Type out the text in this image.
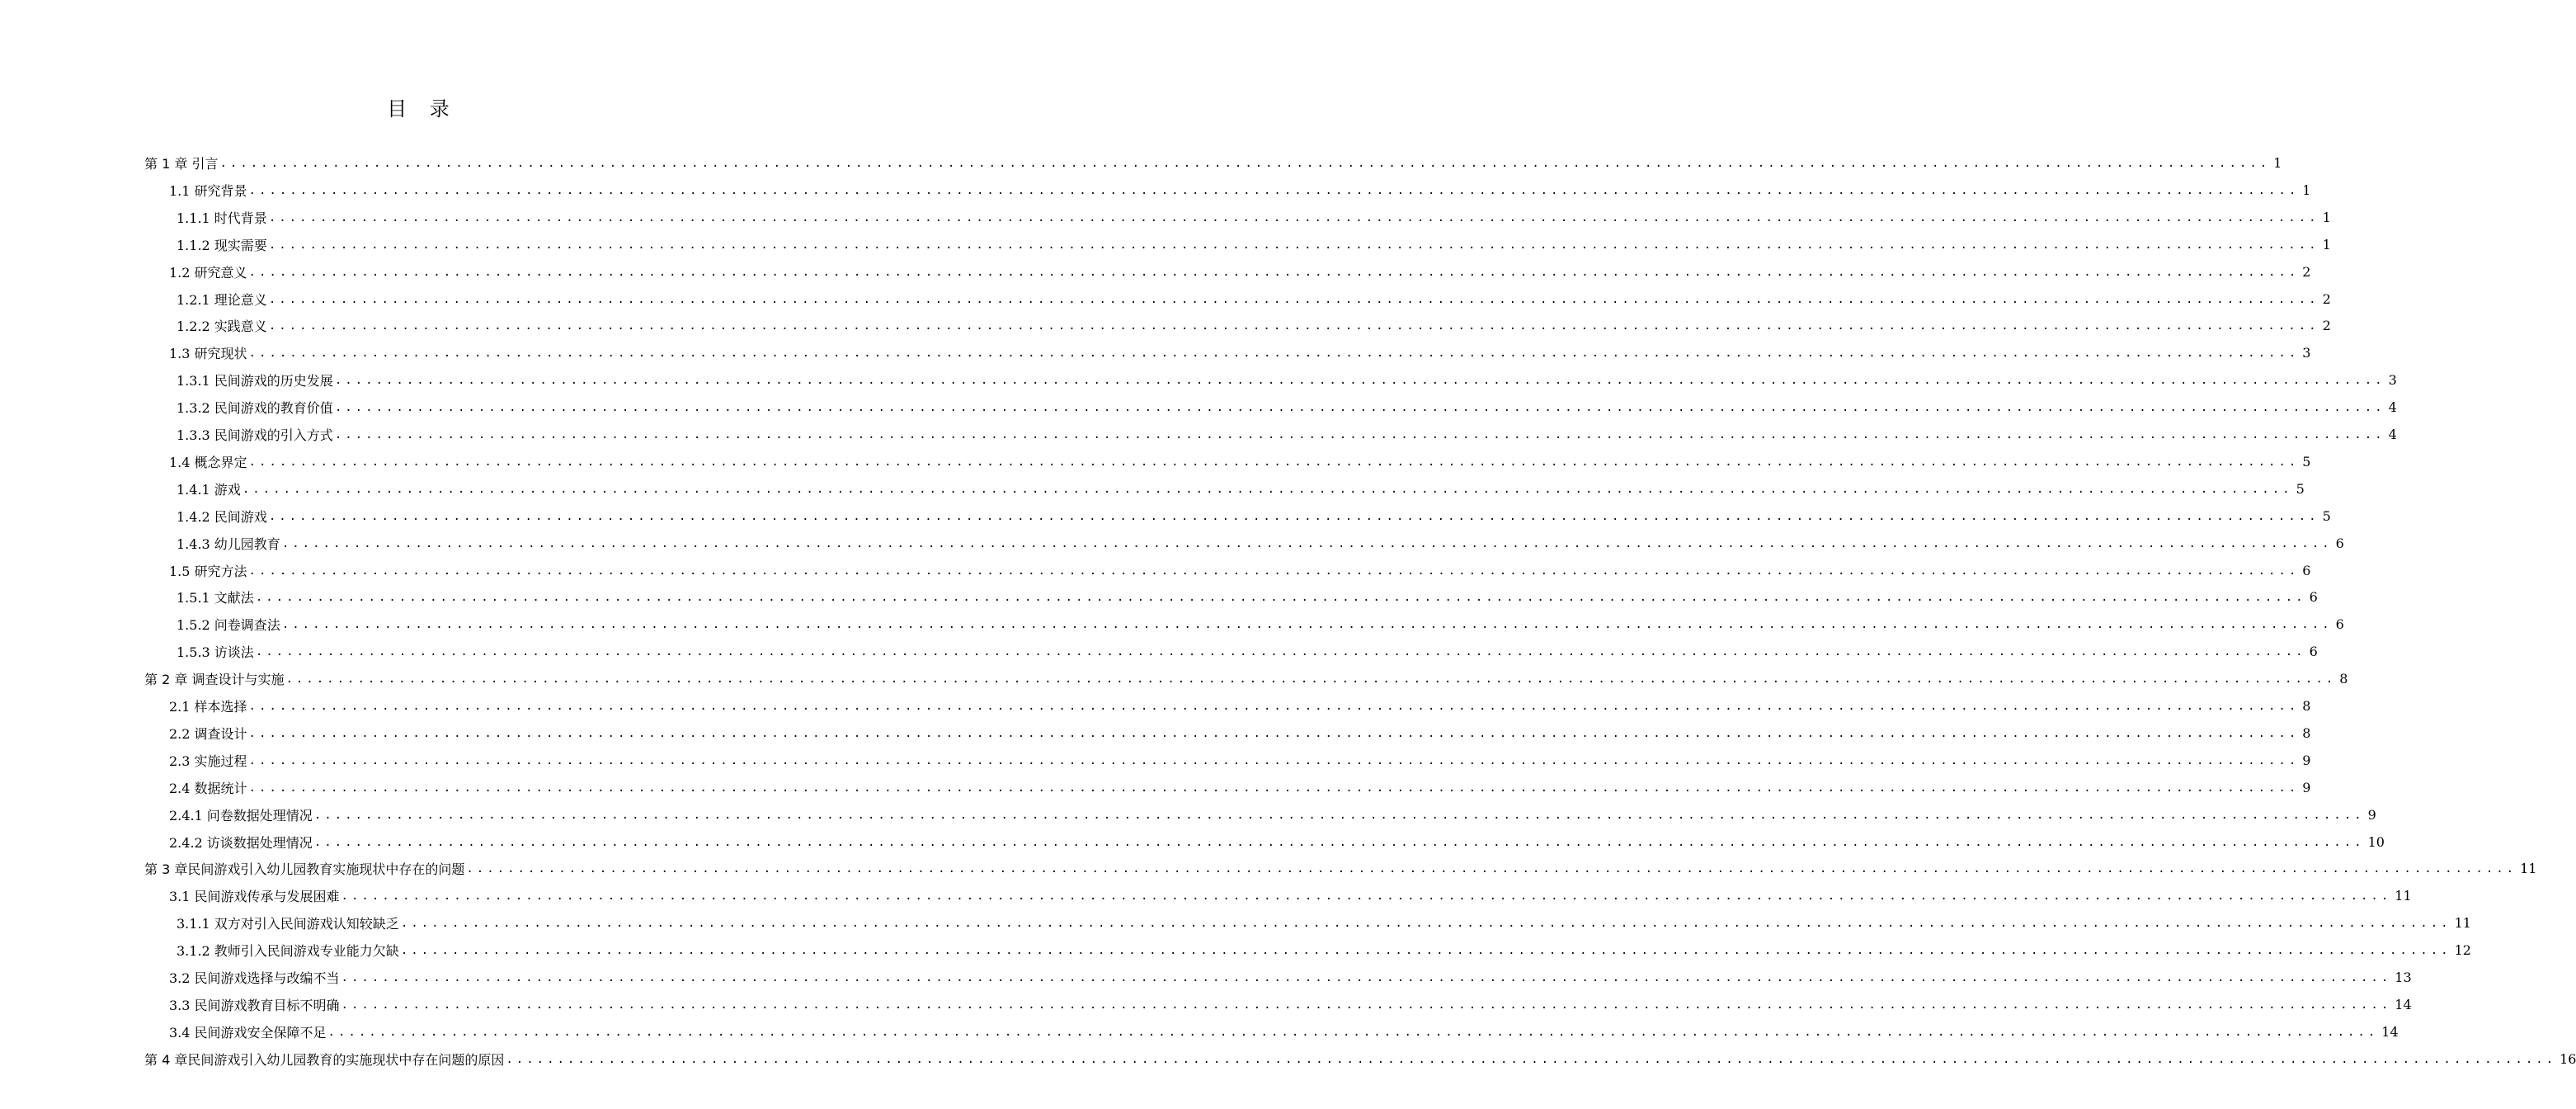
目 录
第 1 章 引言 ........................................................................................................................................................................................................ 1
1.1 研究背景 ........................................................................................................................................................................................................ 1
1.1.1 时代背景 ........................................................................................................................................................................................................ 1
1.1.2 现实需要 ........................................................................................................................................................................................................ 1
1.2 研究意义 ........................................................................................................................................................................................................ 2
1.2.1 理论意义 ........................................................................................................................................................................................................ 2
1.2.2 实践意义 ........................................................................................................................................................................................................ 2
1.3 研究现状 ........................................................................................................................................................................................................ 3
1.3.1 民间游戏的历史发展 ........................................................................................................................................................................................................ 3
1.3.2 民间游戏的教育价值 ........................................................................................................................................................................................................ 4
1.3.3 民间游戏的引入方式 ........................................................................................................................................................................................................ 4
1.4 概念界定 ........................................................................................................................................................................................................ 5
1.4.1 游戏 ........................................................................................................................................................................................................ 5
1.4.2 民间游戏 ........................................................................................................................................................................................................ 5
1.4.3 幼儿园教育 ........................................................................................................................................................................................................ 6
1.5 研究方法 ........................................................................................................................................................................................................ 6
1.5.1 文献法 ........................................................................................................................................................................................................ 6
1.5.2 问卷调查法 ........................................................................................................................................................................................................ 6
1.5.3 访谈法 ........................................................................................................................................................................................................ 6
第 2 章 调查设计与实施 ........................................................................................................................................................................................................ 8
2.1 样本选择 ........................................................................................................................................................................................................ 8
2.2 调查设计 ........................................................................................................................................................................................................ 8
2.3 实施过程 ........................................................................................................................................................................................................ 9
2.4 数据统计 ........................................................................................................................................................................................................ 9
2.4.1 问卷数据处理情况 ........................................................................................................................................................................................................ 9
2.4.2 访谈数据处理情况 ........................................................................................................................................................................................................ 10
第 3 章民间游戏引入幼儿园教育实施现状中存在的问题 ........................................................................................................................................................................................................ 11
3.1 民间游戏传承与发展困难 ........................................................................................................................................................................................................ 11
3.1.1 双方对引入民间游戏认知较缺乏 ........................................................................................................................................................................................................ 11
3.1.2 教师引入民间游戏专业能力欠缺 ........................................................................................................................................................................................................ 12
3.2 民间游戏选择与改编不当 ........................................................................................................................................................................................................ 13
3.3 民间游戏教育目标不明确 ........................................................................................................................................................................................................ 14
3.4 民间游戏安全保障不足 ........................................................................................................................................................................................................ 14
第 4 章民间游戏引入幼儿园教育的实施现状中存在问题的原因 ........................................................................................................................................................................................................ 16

---

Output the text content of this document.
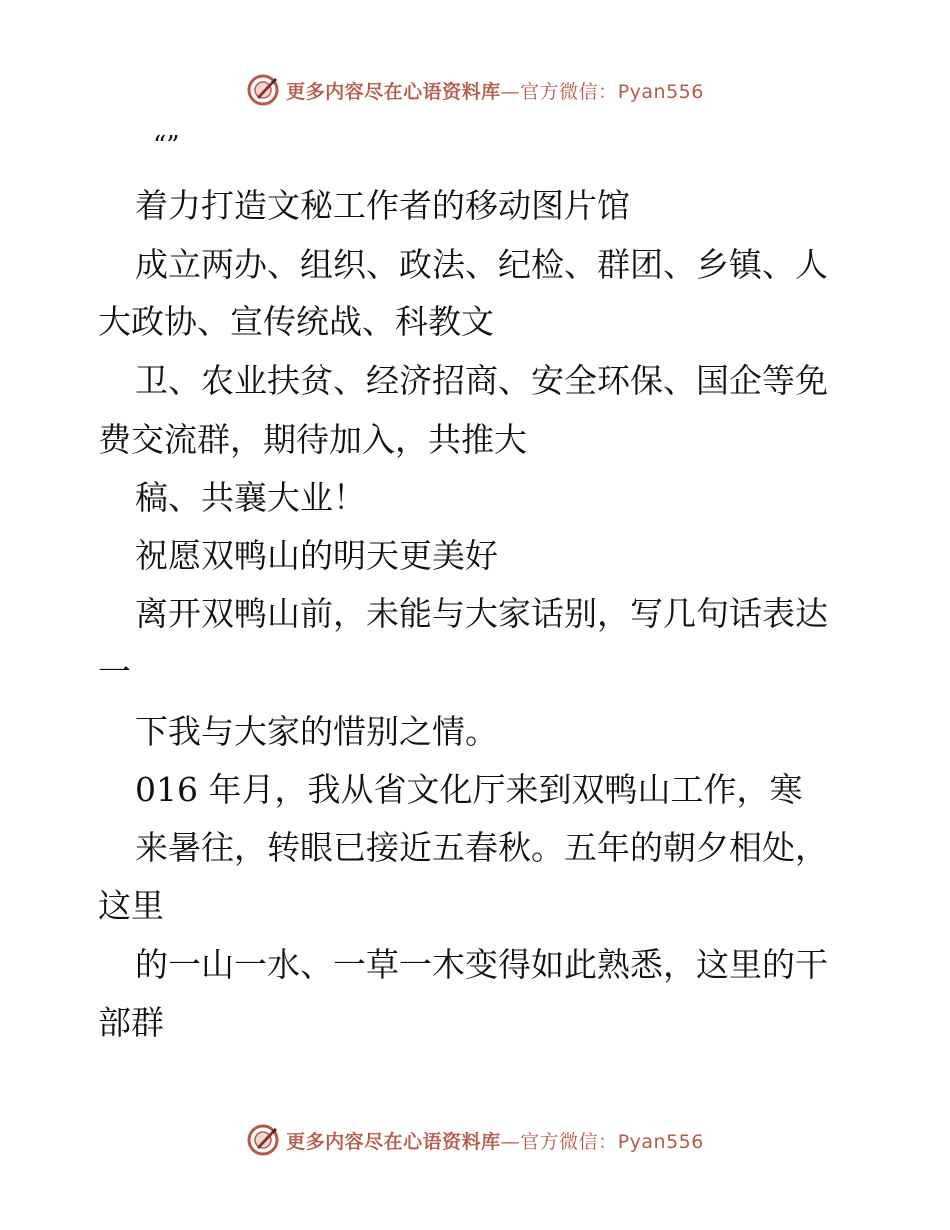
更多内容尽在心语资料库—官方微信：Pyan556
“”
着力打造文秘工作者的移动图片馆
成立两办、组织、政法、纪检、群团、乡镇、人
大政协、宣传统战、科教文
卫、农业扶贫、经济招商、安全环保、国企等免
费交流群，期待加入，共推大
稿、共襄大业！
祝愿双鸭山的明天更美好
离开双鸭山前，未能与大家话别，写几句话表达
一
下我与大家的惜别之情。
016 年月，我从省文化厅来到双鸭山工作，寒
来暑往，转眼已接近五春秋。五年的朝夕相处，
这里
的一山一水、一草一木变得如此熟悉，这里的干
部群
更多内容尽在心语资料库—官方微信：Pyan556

==

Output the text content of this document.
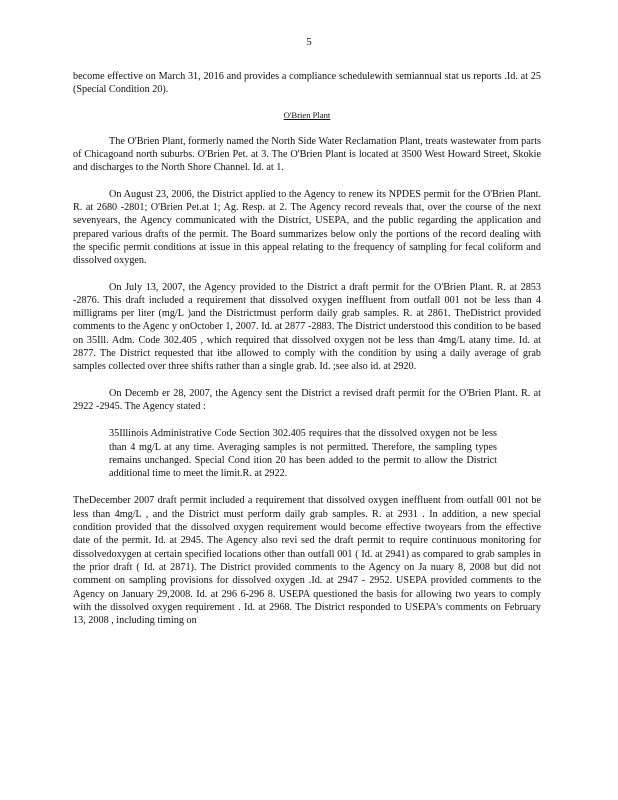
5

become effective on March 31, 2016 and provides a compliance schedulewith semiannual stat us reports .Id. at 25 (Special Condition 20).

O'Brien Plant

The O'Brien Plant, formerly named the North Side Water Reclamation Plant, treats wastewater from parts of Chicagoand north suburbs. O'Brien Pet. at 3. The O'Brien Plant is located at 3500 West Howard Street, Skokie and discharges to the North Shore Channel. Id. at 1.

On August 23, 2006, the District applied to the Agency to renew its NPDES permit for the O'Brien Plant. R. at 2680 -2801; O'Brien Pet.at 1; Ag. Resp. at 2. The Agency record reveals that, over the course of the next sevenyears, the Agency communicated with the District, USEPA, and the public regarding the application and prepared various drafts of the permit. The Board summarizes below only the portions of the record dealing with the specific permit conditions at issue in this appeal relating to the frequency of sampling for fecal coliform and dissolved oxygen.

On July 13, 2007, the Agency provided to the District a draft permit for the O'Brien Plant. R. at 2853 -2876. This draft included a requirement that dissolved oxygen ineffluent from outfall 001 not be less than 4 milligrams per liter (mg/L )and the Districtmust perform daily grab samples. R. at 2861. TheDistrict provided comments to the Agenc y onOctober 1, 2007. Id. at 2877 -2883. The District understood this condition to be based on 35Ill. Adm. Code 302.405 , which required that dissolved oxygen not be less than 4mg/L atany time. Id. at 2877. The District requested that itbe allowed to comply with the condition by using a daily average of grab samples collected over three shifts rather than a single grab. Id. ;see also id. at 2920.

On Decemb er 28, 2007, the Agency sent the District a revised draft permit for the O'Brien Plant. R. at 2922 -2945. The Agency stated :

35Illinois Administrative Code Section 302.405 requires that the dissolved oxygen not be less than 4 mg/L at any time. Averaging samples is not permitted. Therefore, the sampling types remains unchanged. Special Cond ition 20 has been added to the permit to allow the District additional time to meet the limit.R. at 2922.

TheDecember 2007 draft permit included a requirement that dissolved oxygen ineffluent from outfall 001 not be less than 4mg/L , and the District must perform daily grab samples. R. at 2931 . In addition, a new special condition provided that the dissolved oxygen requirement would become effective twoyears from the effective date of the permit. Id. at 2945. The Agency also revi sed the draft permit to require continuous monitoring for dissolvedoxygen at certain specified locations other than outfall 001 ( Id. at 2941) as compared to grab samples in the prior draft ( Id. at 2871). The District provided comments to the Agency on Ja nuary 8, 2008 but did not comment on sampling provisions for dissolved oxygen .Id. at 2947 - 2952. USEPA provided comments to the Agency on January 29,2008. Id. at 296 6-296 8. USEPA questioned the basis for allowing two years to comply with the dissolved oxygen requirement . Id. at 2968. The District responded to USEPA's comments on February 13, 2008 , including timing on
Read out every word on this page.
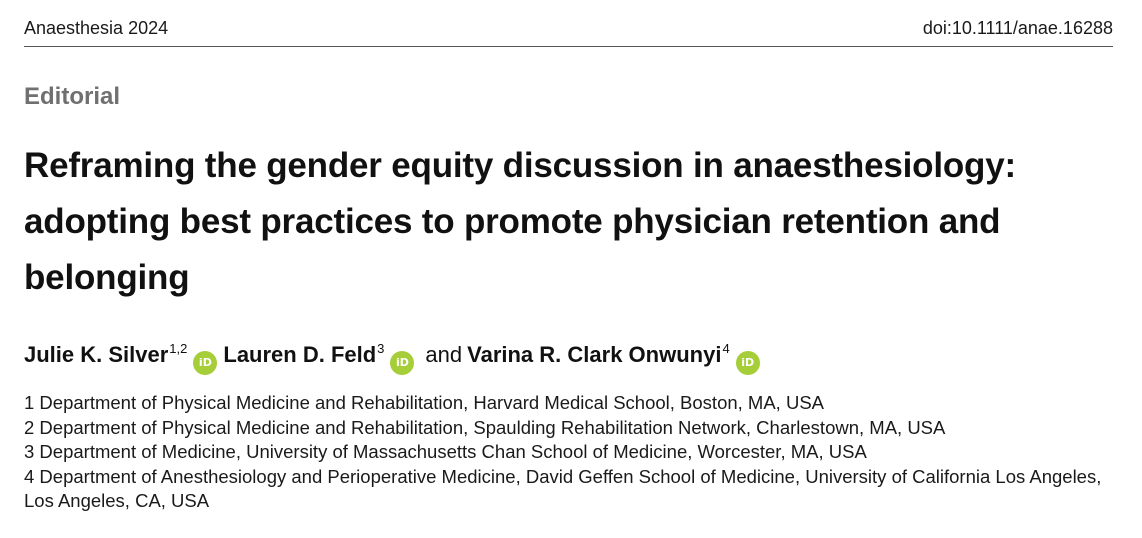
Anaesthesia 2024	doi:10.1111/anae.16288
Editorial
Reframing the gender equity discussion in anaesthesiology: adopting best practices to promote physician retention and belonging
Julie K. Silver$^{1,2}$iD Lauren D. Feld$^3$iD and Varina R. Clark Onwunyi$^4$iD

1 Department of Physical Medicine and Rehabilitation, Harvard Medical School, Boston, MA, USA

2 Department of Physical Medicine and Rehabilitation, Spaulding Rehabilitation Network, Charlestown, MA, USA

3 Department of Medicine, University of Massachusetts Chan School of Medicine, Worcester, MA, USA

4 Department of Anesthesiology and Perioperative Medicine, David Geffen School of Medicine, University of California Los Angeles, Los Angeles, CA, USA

- _GIVEN EXERCISE_
Examine the records and report how many lines contain the string "Physical". Only the number should be given.

- _THE SOLUTION_
2